### Task instructions
Only the lines from the line holding "What data populates" to the last line should be output, each exactly as given.

Stored data:
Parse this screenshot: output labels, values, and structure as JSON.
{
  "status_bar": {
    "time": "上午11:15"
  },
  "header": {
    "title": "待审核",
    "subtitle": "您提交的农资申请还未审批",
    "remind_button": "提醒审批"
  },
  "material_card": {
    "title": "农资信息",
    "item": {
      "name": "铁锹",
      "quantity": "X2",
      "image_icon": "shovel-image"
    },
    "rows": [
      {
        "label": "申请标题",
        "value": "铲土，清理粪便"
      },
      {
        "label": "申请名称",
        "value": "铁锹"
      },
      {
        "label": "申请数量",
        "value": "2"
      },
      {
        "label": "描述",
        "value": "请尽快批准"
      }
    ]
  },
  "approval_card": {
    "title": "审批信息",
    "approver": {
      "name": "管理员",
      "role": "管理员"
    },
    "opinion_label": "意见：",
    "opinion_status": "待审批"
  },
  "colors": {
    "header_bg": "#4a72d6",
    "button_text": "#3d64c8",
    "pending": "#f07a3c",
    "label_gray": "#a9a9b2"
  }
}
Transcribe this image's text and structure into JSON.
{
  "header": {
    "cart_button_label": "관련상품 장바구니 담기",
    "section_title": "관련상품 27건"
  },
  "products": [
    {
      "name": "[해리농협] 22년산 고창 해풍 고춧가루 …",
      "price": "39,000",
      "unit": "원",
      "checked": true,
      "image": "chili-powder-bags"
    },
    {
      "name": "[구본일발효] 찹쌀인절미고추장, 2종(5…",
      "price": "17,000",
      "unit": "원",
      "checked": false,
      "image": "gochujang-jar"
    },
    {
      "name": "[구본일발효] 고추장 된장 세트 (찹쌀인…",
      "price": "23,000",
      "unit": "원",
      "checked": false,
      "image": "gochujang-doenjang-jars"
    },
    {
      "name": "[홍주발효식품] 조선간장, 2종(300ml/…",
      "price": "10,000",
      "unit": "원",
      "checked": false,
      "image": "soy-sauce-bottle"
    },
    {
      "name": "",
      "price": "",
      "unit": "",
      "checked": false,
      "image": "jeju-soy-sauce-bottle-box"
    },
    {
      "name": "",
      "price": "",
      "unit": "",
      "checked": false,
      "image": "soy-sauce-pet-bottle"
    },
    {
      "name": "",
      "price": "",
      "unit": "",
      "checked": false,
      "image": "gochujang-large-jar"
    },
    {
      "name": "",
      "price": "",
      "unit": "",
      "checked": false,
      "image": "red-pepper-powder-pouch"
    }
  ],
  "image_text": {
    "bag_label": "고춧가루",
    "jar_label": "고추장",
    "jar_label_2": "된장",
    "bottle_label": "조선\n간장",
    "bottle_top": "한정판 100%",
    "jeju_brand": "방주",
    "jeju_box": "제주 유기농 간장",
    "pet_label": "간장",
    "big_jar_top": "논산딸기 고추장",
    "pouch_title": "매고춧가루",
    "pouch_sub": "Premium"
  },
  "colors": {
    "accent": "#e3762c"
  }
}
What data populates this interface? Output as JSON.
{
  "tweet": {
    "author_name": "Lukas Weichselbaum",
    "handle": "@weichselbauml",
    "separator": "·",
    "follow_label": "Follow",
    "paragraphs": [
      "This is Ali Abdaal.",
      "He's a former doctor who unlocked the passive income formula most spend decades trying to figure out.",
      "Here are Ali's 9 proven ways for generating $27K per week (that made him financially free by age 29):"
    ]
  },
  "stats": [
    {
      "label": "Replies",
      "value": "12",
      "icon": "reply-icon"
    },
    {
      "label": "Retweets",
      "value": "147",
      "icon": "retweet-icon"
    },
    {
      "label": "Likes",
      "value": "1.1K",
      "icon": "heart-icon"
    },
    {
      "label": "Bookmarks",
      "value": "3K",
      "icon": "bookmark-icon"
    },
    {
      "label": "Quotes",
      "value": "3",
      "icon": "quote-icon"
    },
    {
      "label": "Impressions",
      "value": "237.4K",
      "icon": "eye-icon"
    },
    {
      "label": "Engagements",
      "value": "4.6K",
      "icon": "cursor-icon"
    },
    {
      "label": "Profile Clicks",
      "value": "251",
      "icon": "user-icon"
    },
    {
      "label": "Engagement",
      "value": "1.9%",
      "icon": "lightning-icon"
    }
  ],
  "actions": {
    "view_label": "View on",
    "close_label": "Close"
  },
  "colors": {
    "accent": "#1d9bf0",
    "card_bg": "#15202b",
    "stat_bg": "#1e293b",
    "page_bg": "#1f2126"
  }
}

### Reply to the task
What data populates this interface? Output as JSON.
{
  "tweet": {
    "author_name": "Lukas Weichselbaum",
    "handle": "@weichselbauml",
    "separator": "·",
    "follow_label": "Follow",
    "paragraphs": [
      "This is Ali Abdaal.",
      "He's a former doctor who unlocked the passive income formula most spend decades trying to figure out.",
      "Here are Ali's 9 proven ways for generating $27K per week (that made him financially free by age 29):"
    ]
  },
  "stats": [
    {
      "label": "Replies",
      "value": "12",
      "icon": "reply-icon"
    },
    {
      "label": "Retweets",
      "value": "147",
      "icon": "retweet-icon"
    },
    {
      "label": "Likes",
      "value": "1.1K",
      "icon": "heart-icon"
    },
    {
      "label": "Bookmarks",
      "value": "3K",
      "icon": "bookmark-icon"
    },
    {
      "label": "Quotes",
      "value": "3",
      "icon": "quote-icon"
    },
    {
      "label": "Impressions",
      "value": "237.4K",
      "icon": "eye-icon"
    },
    {
      "label": "Engagements",
      "value": "4.6K",
      "icon": "cursor-icon"
    },
    {
      "label": "Profile Clicks",
      "value": "251",
      "icon": "user-icon"
    },
    {
      "label": "Engagement",
      "value": "1.9%",
      "icon": "lightning-icon"
    }
  ],
  "actions": {
    "view_label": "View on",
    "close_label": "Close"
  },
  "colors": {
    "accent": "#1d9bf0",
    "card_bg": "#15202b",
    "stat_bg": "#1e293b",
    "page_bg": "#1f2126"
  }
}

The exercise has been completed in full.